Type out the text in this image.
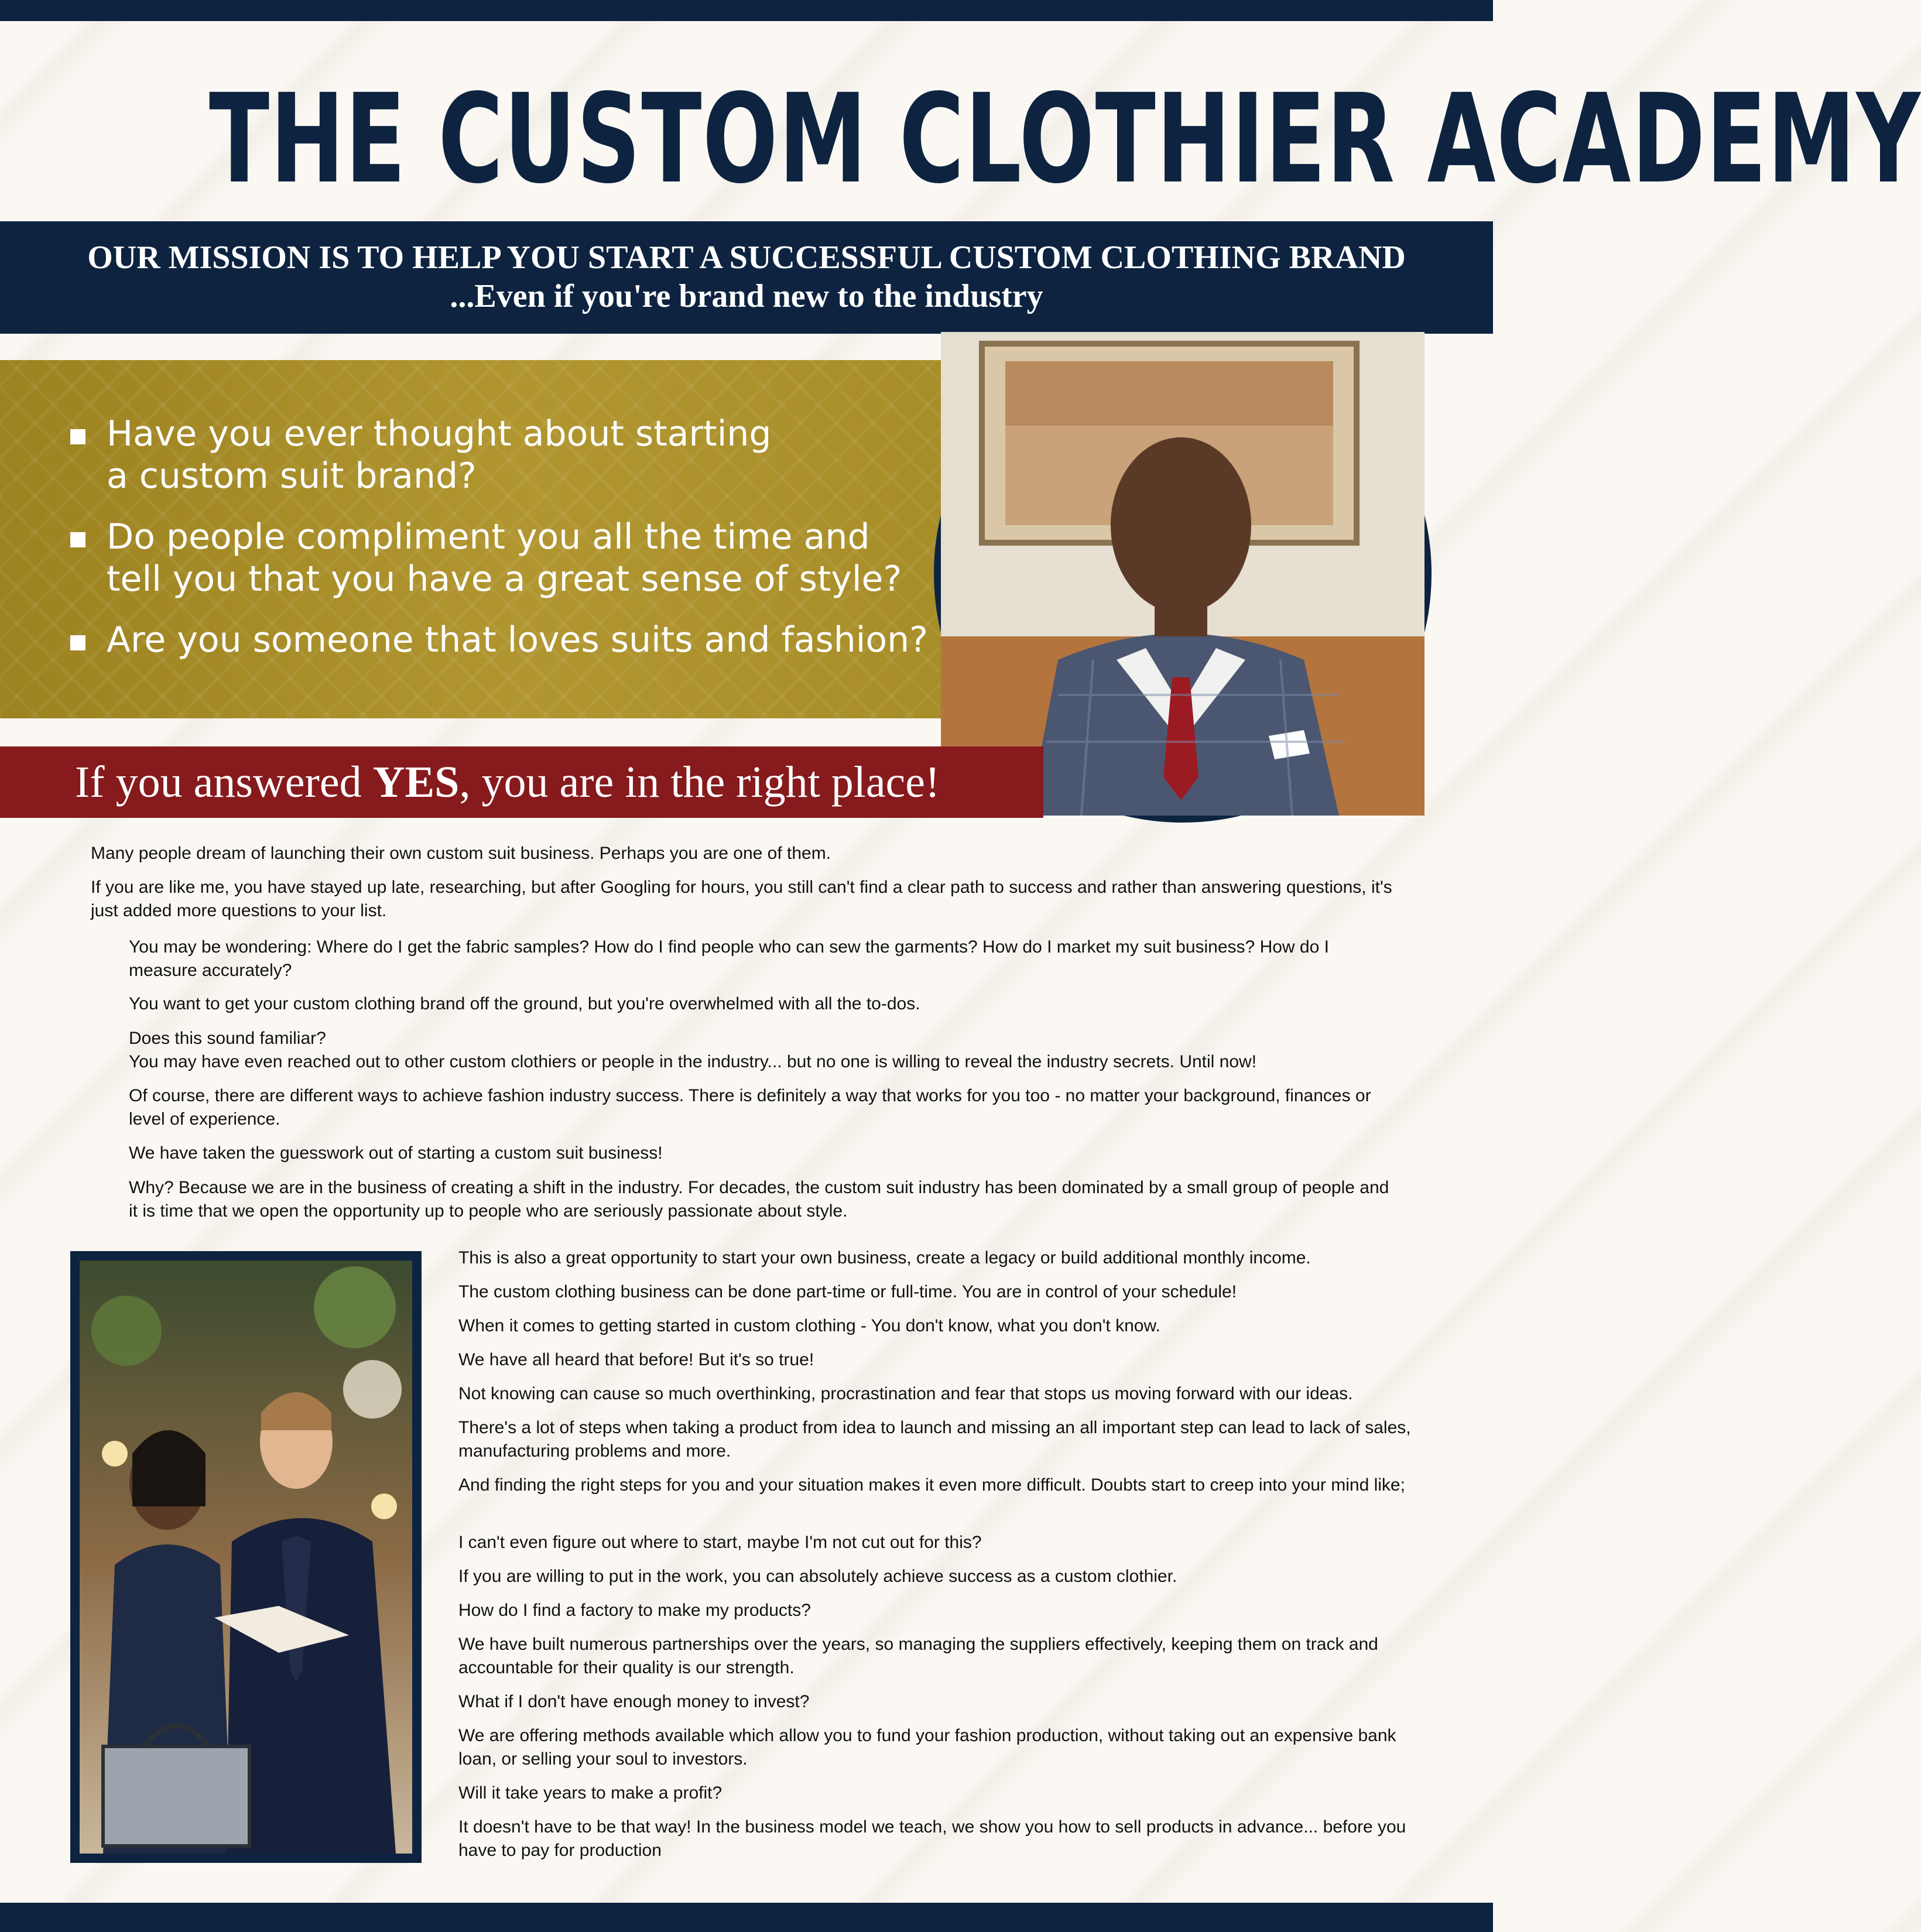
THE CUSTOM CLOTHIER ACADEMY
OUR MISSION IS TO HELP YOU START A SUCCESSFUL CUSTOM CLOTHING BRAND
...Even if you're brand new to the industry
Have you ever thought about starting
a custom suit brand?
Do people compliment you all the time and
tell you that you have a great sense of style?
Are you someone that loves suits and fashion?
If you answered YES, you are in the right place!

Many people dream of launching their own custom suit business. Perhaps you are one of them.

If you are like me, you have stayed up late, researching, but after Googling for hours, you still can't find a clear path to success and rather than answering questions, it's just added more questions to your list.

You may be wondering: Where do I get the fabric samples? How do I find people who can sew the garments? How do I market my suit business? How do I measure accurately?

You want to get your custom clothing brand off the ground, but you're overwhelmed with all the to-dos.

Does this sound familiar?

You may have even reached out to other custom clothiers or people in the industry... but no one is willing to reveal the industry secrets. Until now!

Of course, there are different ways to achieve fashion industry success. There is definitely a way that works for you too - no matter your background, finances or level of experience.

We have taken the guesswork out of starting a custom suit business!

Why? Because we are in the business of creating a shift in the industry. For decades, the custom suit industry has been dominated by a small group of people and it is time that we open the opportunity up to people who are seriously passionate about style.

This is also a great opportunity to start your own business, create a legacy or build additional monthly income.

The custom clothing business can be done part-time or full-time. You are in control of your schedule!

When it comes to getting started in custom clothing - You don't know, what you don't know.

We have all heard that before! But it's so true!

Not knowing can cause so much overthinking, procrastination and fear that stops us moving forward with our ideas.

There's a lot of steps when taking a product from idea to launch and missing an all important step can lead to lack of sales, manufacturing problems and more.

And finding the right steps for you and your situation makes it even more difficult. Doubts start to creep into your mind like;

I can't even figure out where to start, maybe I'm not cut out for this?

If you are willing to put in the work, you can absolutely achieve success as a custom clothier.

How do I find a factory to make my products?

We have built numerous partnerships over the years, so managing the suppliers effectively, keeping them on track and accountable for their quality is our strength.

What if I don't have enough money to invest?

We are offering methods available which allow you to fund your fashion production, without taking out an expensive bank loan, or selling your soul to investors.

Will it take years to make a profit?

It doesn't have to be that way! In the business model we teach, we show you how to sell products in advance... before you have to pay for production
□ □ □
### WHAT YOU SHOULD DO:
Filter the listing above for the string "fashion" and copy every matching line.

### PROBLEM SOLUTION:
Are you someone that loves suits and fashion?
Of course, there are different ways to achieve fashion industry success. There is definitely a way that works for you too - no matter your background, finances or level of experience.
We are offering methods available which allow you to fund your fashion production, without taking out an expensive bank loan, or selling your soul to investors.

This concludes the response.